• The task:
Pick out all lines with the word "status" from the records that follow.

• Source records:
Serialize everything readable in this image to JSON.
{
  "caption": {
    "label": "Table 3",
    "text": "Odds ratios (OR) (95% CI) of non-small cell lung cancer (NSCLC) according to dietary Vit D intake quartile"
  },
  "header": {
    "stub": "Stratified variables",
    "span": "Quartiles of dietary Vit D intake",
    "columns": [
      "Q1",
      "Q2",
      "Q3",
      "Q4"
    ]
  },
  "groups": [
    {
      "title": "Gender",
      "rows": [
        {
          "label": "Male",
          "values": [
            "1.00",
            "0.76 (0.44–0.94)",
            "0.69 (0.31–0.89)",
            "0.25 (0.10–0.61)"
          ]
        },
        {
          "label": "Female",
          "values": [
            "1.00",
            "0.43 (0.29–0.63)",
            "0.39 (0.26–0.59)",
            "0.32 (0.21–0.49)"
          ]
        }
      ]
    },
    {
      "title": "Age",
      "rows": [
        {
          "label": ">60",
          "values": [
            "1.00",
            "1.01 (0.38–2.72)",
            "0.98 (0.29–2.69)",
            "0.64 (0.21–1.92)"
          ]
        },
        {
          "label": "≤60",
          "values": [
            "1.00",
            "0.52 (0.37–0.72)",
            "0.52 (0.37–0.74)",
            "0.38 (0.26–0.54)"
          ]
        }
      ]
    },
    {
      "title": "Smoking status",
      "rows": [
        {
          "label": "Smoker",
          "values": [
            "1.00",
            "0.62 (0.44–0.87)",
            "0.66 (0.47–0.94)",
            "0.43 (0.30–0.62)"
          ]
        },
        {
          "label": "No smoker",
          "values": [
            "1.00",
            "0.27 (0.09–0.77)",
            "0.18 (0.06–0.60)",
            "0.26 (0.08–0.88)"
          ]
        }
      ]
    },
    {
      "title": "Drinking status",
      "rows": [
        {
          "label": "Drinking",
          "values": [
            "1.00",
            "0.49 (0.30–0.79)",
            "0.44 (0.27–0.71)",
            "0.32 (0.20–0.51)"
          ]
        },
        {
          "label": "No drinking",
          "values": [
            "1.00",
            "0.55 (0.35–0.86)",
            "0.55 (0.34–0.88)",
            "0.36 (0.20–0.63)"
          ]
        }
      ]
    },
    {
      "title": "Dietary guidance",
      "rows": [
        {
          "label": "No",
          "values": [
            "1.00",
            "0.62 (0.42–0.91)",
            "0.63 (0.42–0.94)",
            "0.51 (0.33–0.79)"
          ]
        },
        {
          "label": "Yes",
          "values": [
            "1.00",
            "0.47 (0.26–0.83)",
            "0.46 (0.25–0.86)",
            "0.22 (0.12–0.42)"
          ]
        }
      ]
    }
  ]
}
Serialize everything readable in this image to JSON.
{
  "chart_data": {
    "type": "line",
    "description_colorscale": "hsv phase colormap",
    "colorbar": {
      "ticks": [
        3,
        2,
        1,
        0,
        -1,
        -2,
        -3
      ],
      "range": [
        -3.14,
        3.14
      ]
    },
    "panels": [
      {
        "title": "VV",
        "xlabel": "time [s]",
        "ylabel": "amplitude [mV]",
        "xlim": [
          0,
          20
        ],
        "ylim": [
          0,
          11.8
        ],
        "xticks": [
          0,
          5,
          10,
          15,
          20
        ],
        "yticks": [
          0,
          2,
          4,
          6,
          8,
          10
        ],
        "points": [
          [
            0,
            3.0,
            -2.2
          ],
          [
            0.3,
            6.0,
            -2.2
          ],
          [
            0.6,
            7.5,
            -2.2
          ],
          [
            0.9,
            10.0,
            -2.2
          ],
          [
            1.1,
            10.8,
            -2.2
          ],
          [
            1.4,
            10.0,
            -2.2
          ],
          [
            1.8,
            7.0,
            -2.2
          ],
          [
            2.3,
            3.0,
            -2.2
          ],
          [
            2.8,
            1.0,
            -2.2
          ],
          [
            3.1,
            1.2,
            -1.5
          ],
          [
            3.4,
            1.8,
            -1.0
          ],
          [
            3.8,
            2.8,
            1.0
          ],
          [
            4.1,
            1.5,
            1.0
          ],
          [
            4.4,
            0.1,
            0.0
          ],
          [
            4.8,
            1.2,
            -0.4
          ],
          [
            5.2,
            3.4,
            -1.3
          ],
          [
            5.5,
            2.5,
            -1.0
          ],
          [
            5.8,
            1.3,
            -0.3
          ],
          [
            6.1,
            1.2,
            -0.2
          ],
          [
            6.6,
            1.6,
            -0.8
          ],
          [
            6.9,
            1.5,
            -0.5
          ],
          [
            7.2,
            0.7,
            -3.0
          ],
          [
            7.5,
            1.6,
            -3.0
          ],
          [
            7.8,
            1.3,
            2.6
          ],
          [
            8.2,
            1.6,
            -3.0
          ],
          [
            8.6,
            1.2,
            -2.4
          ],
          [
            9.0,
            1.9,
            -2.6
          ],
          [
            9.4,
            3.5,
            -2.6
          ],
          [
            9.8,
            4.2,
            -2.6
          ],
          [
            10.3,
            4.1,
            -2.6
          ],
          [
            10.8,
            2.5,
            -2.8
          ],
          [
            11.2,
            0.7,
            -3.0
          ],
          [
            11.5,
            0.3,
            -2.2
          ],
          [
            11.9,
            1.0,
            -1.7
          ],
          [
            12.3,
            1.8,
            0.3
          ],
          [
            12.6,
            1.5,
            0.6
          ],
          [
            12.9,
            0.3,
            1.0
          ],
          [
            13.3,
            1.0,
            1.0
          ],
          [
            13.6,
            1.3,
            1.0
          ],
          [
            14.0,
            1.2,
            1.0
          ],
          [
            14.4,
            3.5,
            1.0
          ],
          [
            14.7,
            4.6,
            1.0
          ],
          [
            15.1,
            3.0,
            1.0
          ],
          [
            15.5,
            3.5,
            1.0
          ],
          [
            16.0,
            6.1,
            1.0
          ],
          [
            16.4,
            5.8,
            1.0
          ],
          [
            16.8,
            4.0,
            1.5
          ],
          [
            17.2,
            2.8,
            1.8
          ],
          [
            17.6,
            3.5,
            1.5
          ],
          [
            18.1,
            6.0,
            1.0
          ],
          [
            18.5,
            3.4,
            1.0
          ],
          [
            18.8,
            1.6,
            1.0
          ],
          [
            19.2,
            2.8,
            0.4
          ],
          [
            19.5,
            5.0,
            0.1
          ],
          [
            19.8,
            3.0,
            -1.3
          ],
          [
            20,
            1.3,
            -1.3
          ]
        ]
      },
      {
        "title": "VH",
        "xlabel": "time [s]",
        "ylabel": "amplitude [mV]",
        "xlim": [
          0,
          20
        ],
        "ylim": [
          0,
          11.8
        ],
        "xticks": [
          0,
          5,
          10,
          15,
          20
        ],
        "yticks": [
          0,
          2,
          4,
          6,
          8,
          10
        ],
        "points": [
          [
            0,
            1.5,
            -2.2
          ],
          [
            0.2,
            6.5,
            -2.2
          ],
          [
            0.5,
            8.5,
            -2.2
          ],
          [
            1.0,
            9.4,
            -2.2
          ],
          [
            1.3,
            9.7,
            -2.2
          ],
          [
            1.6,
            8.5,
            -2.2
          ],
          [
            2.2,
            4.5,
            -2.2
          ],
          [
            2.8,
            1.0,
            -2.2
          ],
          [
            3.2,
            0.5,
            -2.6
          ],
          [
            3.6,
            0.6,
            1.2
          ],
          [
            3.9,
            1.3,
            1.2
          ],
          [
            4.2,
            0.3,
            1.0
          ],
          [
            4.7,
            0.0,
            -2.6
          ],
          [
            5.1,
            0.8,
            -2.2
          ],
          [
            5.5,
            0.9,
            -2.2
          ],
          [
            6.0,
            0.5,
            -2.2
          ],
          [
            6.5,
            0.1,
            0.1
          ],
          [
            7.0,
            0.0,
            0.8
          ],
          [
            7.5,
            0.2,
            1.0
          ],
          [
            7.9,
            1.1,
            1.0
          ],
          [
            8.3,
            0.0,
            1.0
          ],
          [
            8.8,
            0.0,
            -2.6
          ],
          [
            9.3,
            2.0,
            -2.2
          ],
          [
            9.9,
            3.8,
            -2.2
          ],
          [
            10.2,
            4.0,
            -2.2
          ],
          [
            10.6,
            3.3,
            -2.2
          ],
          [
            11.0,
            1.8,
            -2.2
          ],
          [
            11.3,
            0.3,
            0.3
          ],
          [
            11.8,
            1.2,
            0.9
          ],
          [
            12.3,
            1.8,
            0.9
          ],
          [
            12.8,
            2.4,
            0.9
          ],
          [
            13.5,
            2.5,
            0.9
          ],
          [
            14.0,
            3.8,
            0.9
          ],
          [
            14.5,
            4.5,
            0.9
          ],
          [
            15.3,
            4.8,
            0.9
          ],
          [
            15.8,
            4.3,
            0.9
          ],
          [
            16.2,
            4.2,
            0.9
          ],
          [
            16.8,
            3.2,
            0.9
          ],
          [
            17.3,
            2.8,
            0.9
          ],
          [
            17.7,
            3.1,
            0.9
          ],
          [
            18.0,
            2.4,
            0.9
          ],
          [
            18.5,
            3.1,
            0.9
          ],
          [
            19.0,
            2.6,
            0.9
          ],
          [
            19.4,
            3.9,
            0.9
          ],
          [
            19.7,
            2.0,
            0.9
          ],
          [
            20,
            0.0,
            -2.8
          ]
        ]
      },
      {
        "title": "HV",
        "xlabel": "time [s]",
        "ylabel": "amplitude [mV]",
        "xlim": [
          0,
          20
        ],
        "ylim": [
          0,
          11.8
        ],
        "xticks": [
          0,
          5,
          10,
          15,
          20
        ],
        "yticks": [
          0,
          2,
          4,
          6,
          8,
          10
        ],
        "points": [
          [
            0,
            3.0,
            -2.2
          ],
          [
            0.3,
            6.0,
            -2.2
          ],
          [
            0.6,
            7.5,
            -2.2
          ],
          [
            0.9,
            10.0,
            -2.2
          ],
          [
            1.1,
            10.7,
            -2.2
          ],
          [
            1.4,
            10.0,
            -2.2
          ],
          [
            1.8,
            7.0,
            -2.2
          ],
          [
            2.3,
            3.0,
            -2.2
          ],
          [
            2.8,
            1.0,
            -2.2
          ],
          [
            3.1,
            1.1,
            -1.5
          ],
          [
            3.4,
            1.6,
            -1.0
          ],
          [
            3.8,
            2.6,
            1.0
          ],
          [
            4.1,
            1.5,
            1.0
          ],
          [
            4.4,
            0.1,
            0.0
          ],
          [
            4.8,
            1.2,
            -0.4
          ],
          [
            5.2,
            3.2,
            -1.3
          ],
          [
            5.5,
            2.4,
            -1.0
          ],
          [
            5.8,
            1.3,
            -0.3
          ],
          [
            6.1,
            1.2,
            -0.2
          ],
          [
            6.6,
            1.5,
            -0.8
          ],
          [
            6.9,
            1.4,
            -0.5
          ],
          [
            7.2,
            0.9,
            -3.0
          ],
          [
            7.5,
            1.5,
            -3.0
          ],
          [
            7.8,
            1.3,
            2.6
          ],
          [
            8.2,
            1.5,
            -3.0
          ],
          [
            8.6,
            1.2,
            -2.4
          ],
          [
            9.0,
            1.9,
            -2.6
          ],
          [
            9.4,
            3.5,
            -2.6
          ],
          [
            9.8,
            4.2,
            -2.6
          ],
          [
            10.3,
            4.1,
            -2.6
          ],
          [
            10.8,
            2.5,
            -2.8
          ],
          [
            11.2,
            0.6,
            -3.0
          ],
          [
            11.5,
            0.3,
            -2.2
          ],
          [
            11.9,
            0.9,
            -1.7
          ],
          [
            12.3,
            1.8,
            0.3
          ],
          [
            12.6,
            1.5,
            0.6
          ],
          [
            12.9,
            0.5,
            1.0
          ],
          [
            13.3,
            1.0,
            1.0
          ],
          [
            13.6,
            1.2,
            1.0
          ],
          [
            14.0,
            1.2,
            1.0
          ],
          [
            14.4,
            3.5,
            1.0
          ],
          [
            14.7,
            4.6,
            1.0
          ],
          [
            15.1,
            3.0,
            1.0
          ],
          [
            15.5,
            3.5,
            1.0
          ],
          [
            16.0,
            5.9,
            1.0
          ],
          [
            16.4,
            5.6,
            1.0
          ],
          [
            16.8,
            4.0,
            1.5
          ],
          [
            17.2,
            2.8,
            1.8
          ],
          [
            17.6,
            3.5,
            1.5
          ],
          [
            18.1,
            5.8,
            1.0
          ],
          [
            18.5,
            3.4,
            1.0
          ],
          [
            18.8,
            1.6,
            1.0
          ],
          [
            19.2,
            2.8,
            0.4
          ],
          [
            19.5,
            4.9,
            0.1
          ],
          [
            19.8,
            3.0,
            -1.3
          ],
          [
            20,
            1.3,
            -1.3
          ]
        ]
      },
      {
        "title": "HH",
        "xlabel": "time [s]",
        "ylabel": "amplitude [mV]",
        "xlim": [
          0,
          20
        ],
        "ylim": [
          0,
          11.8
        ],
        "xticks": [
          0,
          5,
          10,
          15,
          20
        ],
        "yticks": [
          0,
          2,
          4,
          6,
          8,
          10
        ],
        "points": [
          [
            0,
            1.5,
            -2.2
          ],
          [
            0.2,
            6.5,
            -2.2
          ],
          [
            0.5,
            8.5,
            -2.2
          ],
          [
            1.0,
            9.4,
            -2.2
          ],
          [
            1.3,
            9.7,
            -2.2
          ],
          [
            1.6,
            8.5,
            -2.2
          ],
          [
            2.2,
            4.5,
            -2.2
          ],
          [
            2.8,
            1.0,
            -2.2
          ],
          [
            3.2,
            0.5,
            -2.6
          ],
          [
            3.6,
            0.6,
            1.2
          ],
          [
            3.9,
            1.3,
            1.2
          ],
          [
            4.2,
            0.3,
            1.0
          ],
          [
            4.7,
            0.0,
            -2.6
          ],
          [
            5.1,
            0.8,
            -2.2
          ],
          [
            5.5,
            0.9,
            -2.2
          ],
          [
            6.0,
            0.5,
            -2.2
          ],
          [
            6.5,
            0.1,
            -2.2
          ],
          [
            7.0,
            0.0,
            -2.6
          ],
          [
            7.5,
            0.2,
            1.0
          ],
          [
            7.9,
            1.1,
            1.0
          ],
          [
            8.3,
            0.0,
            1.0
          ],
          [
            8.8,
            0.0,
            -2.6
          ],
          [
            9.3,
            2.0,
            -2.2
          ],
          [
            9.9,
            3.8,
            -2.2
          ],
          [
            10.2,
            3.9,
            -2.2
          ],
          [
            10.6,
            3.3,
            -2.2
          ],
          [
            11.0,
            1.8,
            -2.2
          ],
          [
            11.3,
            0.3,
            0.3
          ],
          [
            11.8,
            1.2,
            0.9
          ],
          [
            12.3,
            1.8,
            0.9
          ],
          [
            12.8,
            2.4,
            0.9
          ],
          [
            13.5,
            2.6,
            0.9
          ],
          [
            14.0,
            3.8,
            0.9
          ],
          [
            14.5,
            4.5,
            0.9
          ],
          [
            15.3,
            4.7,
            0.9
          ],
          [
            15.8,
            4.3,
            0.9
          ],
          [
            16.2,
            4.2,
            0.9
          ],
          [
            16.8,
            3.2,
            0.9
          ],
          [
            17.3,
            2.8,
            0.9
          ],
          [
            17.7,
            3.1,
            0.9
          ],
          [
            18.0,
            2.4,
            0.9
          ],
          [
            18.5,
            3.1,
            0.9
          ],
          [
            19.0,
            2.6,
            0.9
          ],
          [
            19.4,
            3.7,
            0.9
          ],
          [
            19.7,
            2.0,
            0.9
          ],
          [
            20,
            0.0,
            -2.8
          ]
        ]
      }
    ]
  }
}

• Correct result:
      "title": "Smoking status",
      "title": "Drinking status",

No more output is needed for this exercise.